### Records from a data collection
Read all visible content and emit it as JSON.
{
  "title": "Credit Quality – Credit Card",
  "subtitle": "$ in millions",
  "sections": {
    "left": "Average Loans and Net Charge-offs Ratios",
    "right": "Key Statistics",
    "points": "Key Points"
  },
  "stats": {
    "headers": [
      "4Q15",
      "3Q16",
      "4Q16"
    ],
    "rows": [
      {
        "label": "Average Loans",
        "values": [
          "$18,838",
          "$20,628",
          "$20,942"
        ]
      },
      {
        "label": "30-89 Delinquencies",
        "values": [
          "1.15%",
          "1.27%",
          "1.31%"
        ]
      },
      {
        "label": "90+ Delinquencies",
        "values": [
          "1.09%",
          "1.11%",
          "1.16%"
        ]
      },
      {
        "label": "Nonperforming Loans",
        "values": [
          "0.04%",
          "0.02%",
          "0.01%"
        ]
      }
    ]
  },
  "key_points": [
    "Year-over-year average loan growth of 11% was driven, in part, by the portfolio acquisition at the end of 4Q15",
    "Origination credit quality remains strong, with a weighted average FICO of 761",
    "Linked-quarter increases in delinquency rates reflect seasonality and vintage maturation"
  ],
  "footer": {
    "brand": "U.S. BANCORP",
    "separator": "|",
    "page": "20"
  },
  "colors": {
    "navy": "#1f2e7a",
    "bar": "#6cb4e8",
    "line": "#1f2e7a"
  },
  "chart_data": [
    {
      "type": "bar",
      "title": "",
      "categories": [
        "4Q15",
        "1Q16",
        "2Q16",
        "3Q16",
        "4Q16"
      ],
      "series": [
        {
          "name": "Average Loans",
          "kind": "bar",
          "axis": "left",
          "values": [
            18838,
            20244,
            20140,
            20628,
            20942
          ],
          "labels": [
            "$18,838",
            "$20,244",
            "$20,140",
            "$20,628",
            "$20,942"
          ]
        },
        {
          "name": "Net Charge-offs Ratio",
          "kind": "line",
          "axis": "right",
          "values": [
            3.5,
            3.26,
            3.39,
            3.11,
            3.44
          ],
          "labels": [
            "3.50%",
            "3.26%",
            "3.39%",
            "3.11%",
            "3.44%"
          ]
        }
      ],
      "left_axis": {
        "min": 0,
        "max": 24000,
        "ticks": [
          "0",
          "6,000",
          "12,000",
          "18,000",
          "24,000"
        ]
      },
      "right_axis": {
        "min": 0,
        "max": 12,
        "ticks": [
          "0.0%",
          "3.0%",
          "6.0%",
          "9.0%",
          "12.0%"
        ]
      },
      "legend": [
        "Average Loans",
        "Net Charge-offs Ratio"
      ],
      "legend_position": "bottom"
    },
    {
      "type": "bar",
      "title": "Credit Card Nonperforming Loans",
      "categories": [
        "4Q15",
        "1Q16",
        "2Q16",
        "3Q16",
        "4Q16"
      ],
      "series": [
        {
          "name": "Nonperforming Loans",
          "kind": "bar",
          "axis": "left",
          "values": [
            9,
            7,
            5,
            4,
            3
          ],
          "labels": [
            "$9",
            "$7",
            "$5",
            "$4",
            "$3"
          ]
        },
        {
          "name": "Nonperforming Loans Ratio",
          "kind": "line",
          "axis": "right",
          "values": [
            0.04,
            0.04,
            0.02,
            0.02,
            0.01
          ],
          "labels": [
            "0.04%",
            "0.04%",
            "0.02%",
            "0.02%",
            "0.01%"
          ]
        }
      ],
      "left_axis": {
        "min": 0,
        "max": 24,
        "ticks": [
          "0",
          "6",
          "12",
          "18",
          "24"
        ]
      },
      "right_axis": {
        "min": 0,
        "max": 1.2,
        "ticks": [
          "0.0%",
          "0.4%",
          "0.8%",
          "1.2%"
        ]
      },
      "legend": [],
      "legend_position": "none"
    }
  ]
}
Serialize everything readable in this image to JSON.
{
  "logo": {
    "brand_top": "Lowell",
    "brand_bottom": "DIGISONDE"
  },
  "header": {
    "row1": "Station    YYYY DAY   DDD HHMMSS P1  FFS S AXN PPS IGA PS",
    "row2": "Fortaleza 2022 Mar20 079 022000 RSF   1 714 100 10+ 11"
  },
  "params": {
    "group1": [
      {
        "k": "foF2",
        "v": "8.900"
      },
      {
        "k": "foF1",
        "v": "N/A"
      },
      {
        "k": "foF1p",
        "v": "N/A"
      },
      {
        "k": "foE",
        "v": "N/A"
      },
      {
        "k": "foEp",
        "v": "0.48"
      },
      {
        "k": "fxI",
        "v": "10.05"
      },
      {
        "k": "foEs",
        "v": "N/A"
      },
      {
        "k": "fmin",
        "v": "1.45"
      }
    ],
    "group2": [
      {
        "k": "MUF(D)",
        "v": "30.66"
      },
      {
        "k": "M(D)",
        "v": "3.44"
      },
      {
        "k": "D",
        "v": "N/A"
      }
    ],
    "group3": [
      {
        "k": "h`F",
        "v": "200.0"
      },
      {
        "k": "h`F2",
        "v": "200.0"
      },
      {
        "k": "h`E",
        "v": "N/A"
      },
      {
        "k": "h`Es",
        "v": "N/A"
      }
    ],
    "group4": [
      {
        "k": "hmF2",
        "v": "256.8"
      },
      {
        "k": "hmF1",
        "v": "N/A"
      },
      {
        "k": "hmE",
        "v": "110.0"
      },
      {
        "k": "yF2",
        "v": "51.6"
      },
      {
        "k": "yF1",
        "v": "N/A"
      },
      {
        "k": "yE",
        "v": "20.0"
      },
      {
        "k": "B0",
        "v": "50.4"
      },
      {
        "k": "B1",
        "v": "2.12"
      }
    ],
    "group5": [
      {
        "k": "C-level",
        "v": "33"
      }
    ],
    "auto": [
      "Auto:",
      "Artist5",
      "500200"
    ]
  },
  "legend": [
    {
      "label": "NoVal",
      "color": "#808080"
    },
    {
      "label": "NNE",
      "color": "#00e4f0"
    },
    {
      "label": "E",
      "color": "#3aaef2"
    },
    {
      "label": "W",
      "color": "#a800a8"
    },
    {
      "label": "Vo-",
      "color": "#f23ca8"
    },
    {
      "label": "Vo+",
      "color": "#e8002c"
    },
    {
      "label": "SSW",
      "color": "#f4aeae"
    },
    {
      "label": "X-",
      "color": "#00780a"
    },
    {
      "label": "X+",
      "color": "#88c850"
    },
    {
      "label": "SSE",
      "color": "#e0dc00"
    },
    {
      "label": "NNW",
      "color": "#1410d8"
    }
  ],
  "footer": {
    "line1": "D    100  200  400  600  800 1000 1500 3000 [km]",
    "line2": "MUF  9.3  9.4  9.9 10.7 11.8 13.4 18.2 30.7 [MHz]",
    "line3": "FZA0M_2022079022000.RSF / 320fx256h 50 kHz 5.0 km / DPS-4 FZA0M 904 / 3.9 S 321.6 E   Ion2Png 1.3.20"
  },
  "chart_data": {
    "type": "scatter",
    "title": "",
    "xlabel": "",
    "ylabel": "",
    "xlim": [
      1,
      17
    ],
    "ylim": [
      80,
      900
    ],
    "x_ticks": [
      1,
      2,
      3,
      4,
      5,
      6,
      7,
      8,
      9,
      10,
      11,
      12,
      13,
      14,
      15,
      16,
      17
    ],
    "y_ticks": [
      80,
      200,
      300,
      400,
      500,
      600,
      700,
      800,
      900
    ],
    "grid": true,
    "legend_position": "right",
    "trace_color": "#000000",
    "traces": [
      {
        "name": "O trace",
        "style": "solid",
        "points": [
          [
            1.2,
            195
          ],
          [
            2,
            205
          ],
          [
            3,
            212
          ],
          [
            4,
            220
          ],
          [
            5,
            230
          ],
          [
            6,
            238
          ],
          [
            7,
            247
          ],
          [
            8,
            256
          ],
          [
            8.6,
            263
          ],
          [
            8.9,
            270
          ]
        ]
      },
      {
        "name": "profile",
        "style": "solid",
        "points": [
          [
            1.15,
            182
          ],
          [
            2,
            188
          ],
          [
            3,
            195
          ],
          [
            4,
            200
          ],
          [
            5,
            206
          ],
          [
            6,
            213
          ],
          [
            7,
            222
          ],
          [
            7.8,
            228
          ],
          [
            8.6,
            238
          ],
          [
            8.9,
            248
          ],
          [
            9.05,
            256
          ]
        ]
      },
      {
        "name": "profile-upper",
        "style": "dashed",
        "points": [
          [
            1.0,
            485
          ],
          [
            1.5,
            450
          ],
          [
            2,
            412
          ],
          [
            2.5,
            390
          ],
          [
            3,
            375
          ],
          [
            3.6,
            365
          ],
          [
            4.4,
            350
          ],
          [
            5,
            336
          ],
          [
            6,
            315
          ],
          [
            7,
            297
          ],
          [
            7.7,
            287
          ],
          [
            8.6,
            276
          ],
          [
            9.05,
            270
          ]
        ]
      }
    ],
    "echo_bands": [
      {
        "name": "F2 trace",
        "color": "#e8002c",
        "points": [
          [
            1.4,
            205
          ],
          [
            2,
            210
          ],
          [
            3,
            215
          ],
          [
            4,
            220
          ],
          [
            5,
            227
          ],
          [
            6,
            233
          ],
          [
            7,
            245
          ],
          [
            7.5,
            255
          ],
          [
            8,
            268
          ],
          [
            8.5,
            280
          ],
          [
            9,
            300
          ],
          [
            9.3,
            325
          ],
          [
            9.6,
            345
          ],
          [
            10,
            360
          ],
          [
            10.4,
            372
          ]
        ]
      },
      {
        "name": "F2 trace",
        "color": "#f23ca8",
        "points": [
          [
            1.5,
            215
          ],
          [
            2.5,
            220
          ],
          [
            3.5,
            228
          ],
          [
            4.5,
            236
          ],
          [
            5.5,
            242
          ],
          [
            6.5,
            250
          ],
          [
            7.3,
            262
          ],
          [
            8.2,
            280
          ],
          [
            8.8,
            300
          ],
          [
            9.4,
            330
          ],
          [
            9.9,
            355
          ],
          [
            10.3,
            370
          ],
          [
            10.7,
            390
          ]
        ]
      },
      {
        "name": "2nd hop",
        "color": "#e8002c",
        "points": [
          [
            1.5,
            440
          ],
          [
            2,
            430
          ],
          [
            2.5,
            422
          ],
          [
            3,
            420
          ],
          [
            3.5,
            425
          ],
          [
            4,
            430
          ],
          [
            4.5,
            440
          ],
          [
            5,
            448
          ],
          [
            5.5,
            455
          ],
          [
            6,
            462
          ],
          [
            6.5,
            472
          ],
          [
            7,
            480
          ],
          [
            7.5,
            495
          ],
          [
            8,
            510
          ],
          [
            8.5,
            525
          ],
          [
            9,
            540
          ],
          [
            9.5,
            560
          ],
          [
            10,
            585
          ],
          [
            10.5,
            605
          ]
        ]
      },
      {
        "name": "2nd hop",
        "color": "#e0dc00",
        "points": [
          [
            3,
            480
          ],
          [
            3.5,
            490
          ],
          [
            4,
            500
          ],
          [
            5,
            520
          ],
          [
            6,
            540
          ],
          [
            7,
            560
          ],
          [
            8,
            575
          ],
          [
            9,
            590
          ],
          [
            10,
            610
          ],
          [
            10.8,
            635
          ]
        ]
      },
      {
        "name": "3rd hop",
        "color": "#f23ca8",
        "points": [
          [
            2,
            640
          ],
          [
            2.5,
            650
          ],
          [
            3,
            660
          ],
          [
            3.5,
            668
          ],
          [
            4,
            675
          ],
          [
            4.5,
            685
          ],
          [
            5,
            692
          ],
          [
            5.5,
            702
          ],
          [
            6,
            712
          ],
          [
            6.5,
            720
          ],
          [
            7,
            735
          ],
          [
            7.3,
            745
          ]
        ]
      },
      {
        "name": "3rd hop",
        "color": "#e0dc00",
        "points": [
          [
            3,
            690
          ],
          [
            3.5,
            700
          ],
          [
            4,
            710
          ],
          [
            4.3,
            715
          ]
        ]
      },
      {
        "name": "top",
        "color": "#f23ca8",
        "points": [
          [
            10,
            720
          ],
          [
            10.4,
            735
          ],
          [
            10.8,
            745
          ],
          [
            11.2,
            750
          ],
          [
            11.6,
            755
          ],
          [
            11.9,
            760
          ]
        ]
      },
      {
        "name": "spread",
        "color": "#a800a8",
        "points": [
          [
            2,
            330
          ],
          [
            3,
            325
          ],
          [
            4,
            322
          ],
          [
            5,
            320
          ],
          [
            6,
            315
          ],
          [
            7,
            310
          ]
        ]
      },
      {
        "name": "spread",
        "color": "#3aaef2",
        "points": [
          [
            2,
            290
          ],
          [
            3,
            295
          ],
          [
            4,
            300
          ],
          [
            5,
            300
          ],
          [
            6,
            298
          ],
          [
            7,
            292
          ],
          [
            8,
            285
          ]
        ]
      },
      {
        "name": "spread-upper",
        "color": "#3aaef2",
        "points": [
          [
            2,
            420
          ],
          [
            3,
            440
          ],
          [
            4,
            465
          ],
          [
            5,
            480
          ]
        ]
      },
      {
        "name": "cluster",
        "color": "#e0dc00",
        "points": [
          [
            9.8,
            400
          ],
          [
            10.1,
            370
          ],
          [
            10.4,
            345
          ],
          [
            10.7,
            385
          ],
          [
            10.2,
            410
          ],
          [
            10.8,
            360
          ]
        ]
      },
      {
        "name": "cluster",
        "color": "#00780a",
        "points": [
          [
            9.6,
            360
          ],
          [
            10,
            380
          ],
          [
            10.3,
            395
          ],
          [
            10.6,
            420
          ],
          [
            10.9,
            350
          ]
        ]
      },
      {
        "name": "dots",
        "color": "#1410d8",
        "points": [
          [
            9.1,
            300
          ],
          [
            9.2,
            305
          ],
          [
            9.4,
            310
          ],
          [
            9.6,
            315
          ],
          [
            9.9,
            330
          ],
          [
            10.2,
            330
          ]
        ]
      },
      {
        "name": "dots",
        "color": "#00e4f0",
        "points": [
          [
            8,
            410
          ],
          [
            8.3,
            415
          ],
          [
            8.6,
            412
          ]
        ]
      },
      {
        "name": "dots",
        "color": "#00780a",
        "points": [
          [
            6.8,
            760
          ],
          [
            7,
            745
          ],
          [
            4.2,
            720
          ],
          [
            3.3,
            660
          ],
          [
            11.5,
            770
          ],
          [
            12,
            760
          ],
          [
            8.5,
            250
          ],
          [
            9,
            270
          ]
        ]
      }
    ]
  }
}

### Exercise aim
Look through the listing above. Pick out each line with "Nonperforming" and copy it.

### Answer
        "label": "Nonperforming Loans",
      "title": "Credit Card Nonperforming Loans",
          "name": "Nonperforming Loans",
          "name": "Nonperforming Loans Ratio",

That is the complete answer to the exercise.